__Exercise details__:
Copy every entry word for word. Skip the pictures.

[Records that describe figures]

- - -

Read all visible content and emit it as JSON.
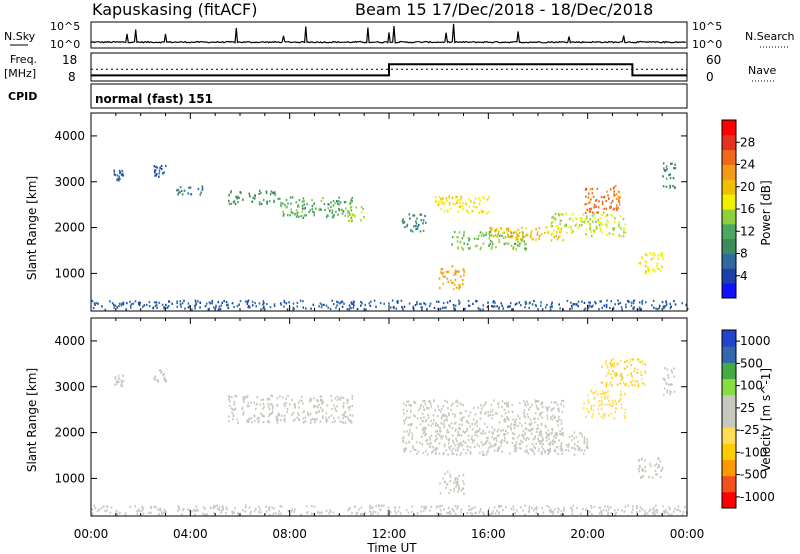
{
  "header": {
    "station": "Kapuskasing (fitACF)",
    "beam_date": "Beam 15  17/Dec/2018 - 18/Dec/2018"
  },
  "strip_labels": {
    "nsky": "N.Sky",
    "freq_line1": "Freq.",
    "freq_line2": "[MHz]",
    "cpid": "CPID",
    "nsearch": "N.Search",
    "nave": "Nave",
    "cpid_value": "normal (fast) 151"
  },
  "strip_ticks": {
    "nsky_top": "10^5",
    "nsky_bottom": "10^0",
    "freq_top": "18",
    "freq_bottom": "8",
    "nave_top": "60",
    "nave_bottom": "0"
  },
  "x_axis": {
    "label": "Time UT",
    "ticks": [
      "00:00",
      "04:00",
      "08:00",
      "12:00",
      "16:00",
      "20:00",
      "00:00"
    ]
  },
  "colors": {
    "power_scale": [
      "#1010ff",
      "#1c3fa8",
      "#2e6aa0",
      "#3d8a5a",
      "#4ca860",
      "#8fcf3a",
      "#f0f000",
      "#f0c000",
      "#f59a18",
      "#f06818",
      "#e63020",
      "#ff0000"
    ],
    "velocity_scale": [
      "#ff0000",
      "#f4501c",
      "#ff9900",
      "#ffcc00",
      "#ffdd55",
      "#c8c8bf",
      "#c8c8bf",
      "#88dd44",
      "#44aa44",
      "#3366aa",
      "#2244cc"
    ],
    "ground_scatter": "#c8c8bf"
  },
  "chart_data": [
    {
      "type": "heatmap",
      "name": "power",
      "xlabel": "Time UT",
      "ylabel": "Slant Range [km]",
      "xlim": [
        0,
        24
      ],
      "ylim": [
        180,
        4500
      ],
      "yticks": [
        1000,
        2000,
        3000,
        4000
      ],
      "colorbar": {
        "label": "Power [dB]",
        "min": 0,
        "max": 32,
        "ticks": [
          4,
          8,
          12,
          16,
          20,
          24,
          28
        ]
      },
      "regions": [
        {
          "t0": 0.9,
          "t1": 1.3,
          "r0": 3000,
          "r1": 3250,
          "db": 6
        },
        {
          "t0": 2.5,
          "t1": 3.0,
          "r0": 3100,
          "r1": 3350,
          "db": 5
        },
        {
          "t0": 3.4,
          "t1": 4.5,
          "r0": 2700,
          "r1": 2900,
          "db": 8
        },
        {
          "t0": 5.5,
          "t1": 7.5,
          "r0": 2500,
          "r1": 2800,
          "db": 10
        },
        {
          "t0": 7.5,
          "t1": 10.5,
          "r0": 2200,
          "r1": 2650,
          "db": 12
        },
        {
          "t0": 10.2,
          "t1": 11.0,
          "r0": 2100,
          "r1": 2450,
          "db": 15
        },
        {
          "t0": 12.5,
          "t1": 13.5,
          "r0": 1900,
          "r1": 2300,
          "db": 9
        },
        {
          "t0": 13.8,
          "t1": 16.0,
          "r0": 2300,
          "r1": 2700,
          "db": 18
        },
        {
          "t0": 14.0,
          "t1": 15.0,
          "r0": 650,
          "r1": 1150,
          "db": 22
        },
        {
          "t0": 14.5,
          "t1": 17.5,
          "r0": 1500,
          "r1": 1900,
          "db": 14
        },
        {
          "t0": 16.0,
          "t1": 19.0,
          "r0": 1700,
          "r1": 2000,
          "db": 20
        },
        {
          "t0": 18.5,
          "t1": 21.5,
          "r0": 1800,
          "r1": 2300,
          "db": 16
        },
        {
          "t0": 19.8,
          "t1": 21.3,
          "r0": 2300,
          "r1": 2900,
          "db": 25
        },
        {
          "t0": 22.0,
          "t1": 23.0,
          "r0": 1000,
          "r1": 1450,
          "db": 18
        },
        {
          "t0": 23.0,
          "t1": 23.5,
          "r0": 2800,
          "r1": 3400,
          "db": 9
        },
        {
          "t0": 0.0,
          "t1": 24.0,
          "r0": 200,
          "r1": 400,
          "db": 6
        }
      ]
    },
    {
      "type": "heatmap",
      "name": "velocity",
      "xlabel": "Time UT",
      "ylabel": "Slant Range [km]",
      "xlim": [
        0,
        24
      ],
      "ylim": [
        180,
        4500
      ],
      "yticks": [
        1000,
        2000,
        3000,
        4000
      ],
      "colorbar": {
        "label": "Velocity [m s^-1]",
        "min": -1500,
        "max": 1500,
        "ticks": [
          1000,
          500,
          100,
          25,
          -25,
          -100,
          -500,
          -1000
        ]
      },
      "regions": [
        {
          "t0": 0.9,
          "t1": 1.3,
          "r0": 3000,
          "r1": 3250,
          "v": 0
        },
        {
          "t0": 2.5,
          "t1": 3.0,
          "r0": 3100,
          "r1": 3350,
          "v": 0
        },
        {
          "t0": 5.5,
          "t1": 10.5,
          "r0": 2200,
          "r1": 2800,
          "v": 0
        },
        {
          "t0": 12.5,
          "t1": 19.0,
          "r0": 1500,
          "r1": 2700,
          "v": 0
        },
        {
          "t0": 14.0,
          "t1": 15.0,
          "r0": 650,
          "r1": 1150,
          "v": 0
        },
        {
          "t0": 18.0,
          "t1": 20.0,
          "r0": 1500,
          "r1": 2000,
          "v": 120
        },
        {
          "t0": 19.8,
          "t1": 21.5,
          "r0": 2300,
          "r1": 2900,
          "v": -300
        },
        {
          "t0": 20.5,
          "t1": 22.3,
          "r0": 3000,
          "r1": 3600,
          "v": -400
        },
        {
          "t0": 22.0,
          "t1": 23.0,
          "r0": 1000,
          "r1": 1450,
          "v": 90
        },
        {
          "t0": 23.0,
          "t1": 23.5,
          "r0": 2800,
          "r1": 3400,
          "v": 0
        },
        {
          "t0": 0.0,
          "t1": 24.0,
          "r0": 200,
          "r1": 400,
          "v": -60
        }
      ]
    }
  ],
  "strip_data": {
    "freq_mhz": {
      "range": [
        8,
        18
      ],
      "steps": [
        {
          "t0": 0,
          "t1": 12,
          "v": 10
        },
        {
          "t0": 12,
          "t1": 21.8,
          "v": 14
        },
        {
          "t0": 21.8,
          "t1": 24,
          "v": 10
        }
      ]
    },
    "nave": {
      "range": [
        0,
        60
      ],
      "dotted_level": 25
    },
    "nsky_log": {
      "range": [
        0,
        5
      ],
      "baseline": 1
    }
  }
}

- - -

__Result__:
Read all visible content and emit it as JSON.
{
  "header": {
    "station": "Kapuskasing (fitACF)",
    "beam_date": "Beam 15  17/Dec/2018 - 18/Dec/2018"
  },
  "strip_labels": {
    "nsky": "N.Sky",
    "freq_line1": "Freq.",
    "freq_line2": "[MHz]",
    "cpid": "CPID",
    "nsearch": "N.Search",
    "nave": "Nave",
    "cpid_value": "normal (fast) 151"
  },
  "strip_ticks": {
    "nsky_top": "10^5",
    "nsky_bottom": "10^0",
    "freq_top": "18",
    "freq_bottom": "8",
    "nave_top": "60",
    "nave_bottom": "0"
  },
  "x_axis": {
    "label": "Time UT",
    "ticks": [
      "00:00",
      "04:00",
      "08:00",
      "12:00",
      "16:00",
      "20:00",
      "00:00"
    ]
  },
  "colors": {
    "power_scale": [
      "#1010ff",
      "#1c3fa8",
      "#2e6aa0",
      "#3d8a5a",
      "#4ca860",
      "#8fcf3a",
      "#f0f000",
      "#f0c000",
      "#f59a18",
      "#f06818",
      "#e63020",
      "#ff0000"
    ],
    "velocity_scale": [
      "#ff0000",
      "#f4501c",
      "#ff9900",
      "#ffcc00",
      "#ffdd55",
      "#c8c8bf",
      "#c8c8bf",
      "#88dd44",
      "#44aa44",
      "#3366aa",
      "#2244cc"
    ],
    "ground_scatter": "#c8c8bf"
  },
  "chart_data": [
    {
      "type": "heatmap",
      "name": "power",
      "xlabel": "Time UT",
      "ylabel": "Slant Range [km]",
      "xlim": [
        0,
        24
      ],
      "ylim": [
        180,
        4500
      ],
      "yticks": [
        1000,
        2000,
        3000,
        4000
      ],
      "colorbar": {
        "label": "Power [dB]",
        "min": 0,
        "max": 32,
        "ticks": [
          4,
          8,
          12,
          16,
          20,
          24,
          28
        ]
      },
      "regions": [
        {
          "t0": 0.9,
          "t1": 1.3,
          "r0": 3000,
          "r1": 3250,
          "db": 6
        },
        {
          "t0": 2.5,
          "t1": 3.0,
          "r0": 3100,
          "r1": 3350,
          "db": 5
        },
        {
          "t0": 3.4,
          "t1": 4.5,
          "r0": 2700,
          "r1": 2900,
          "db": 8
        },
        {
          "t0": 5.5,
          "t1": 7.5,
          "r0": 2500,
          "r1": 2800,
          "db": 10
        },
        {
          "t0": 7.5,
          "t1": 10.5,
          "r0": 2200,
          "r1": 2650,
          "db": 12
        },
        {
          "t0": 10.2,
          "t1": 11.0,
          "r0": 2100,
          "r1": 2450,
          "db": 15
        },
        {
          "t0": 12.5,
          "t1": 13.5,
          "r0": 1900,
          "r1": 2300,
          "db": 9
        },
        {
          "t0": 13.8,
          "t1": 16.0,
          "r0": 2300,
          "r1": 2700,
          "db": 18
        },
        {
          "t0": 14.0,
          "t1": 15.0,
          "r0": 650,
          "r1": 1150,
          "db": 22
        },
        {
          "t0": 14.5,
          "t1": 17.5,
          "r0": 1500,
          "r1": 1900,
          "db": 14
        },
        {
          "t0": 16.0,
          "t1": 19.0,
          "r0": 1700,
          "r1": 2000,
          "db": 20
        },
        {
          "t0": 18.5,
          "t1": 21.5,
          "r0": 1800,
          "r1": 2300,
          "db": 16
        },
        {
          "t0": 19.8,
          "t1": 21.3,
          "r0": 2300,
          "r1": 2900,
          "db": 25
        },
        {
          "t0": 22.0,
          "t1": 23.0,
          "r0": 1000,
          "r1": 1450,
          "db": 18
        },
        {
          "t0": 23.0,
          "t1": 23.5,
          "r0": 2800,
          "r1": 3400,
          "db": 9
        },
        {
          "t0": 0.0,
          "t1": 24.0,
          "r0": 200,
          "r1": 400,
          "db": 6
        }
      ]
    },
    {
      "type": "heatmap",
      "name": "velocity",
      "xlabel": "Time UT",
      "ylabel": "Slant Range [km]",
      "xlim": [
        0,
        24
      ],
      "ylim": [
        180,
        4500
      ],
      "yticks": [
        1000,
        2000,
        3000,
        4000
      ],
      "colorbar": {
        "label": "Velocity [m s^-1]",
        "min": -1500,
        "max": 1500,
        "ticks": [
          1000,
          500,
          100,
          25,
          -25,
          -100,
          -500,
          -1000
        ]
      },
      "regions": [
        {
          "t0": 0.9,
          "t1": 1.3,
          "r0": 3000,
          "r1": 3250,
          "v": 0
        },
        {
          "t0": 2.5,
          "t1": 3.0,
          "r0": 3100,
          "r1": 3350,
          "v": 0
        },
        {
          "t0": 5.5,
          "t1": 10.5,
          "r0": 2200,
          "r1": 2800,
          "v": 0
        },
        {
          "t0": 12.5,
          "t1": 19.0,
          "r0": 1500,
          "r1": 2700,
          "v": 0
        },
        {
          "t0": 14.0,
          "t1": 15.0,
          "r0": 650,
          "r1": 1150,
          "v": 0
        },
        {
          "t0": 18.0,
          "t1": 20.0,
          "r0": 1500,
          "r1": 2000,
          "v": 120
        },
        {
          "t0": 19.8,
          "t1": 21.5,
          "r0": 2300,
          "r1": 2900,
          "v": -300
        },
        {
          "t0": 20.5,
          "t1": 22.3,
          "r0": 3000,
          "r1": 3600,
          "v": -400
        },
        {
          "t0": 22.0,
          "t1": 23.0,
          "r0": 1000,
          "r1": 1450,
          "v": 90
        },
        {
          "t0": 23.0,
          "t1": 23.5,
          "r0": 2800,
          "r1": 3400,
          "v": 0
        },
        {
          "t0": 0.0,
          "t1": 24.0,
          "r0": 200,
          "r1": 400,
          "v": -60
        }
      ]
    }
  ],
  "strip_data": {
    "freq_mhz": {
      "range": [
        8,
        18
      ],
      "steps": [
        {
          "t0": 0,
          "t1": 12,
          "v": 10
        },
        {
          "t0": 12,
          "t1": 21.8,
          "v": 14
        },
        {
          "t0": 21.8,
          "t1": 24,
          "v": 10
        }
      ]
    },
    "nave": {
      "range": [
        0,
        60
      ],
      "dotted_level": 25
    },
    "nsky_log": {
      "range": [
        0,
        5
      ],
      "baseline": 1
    }
  }
}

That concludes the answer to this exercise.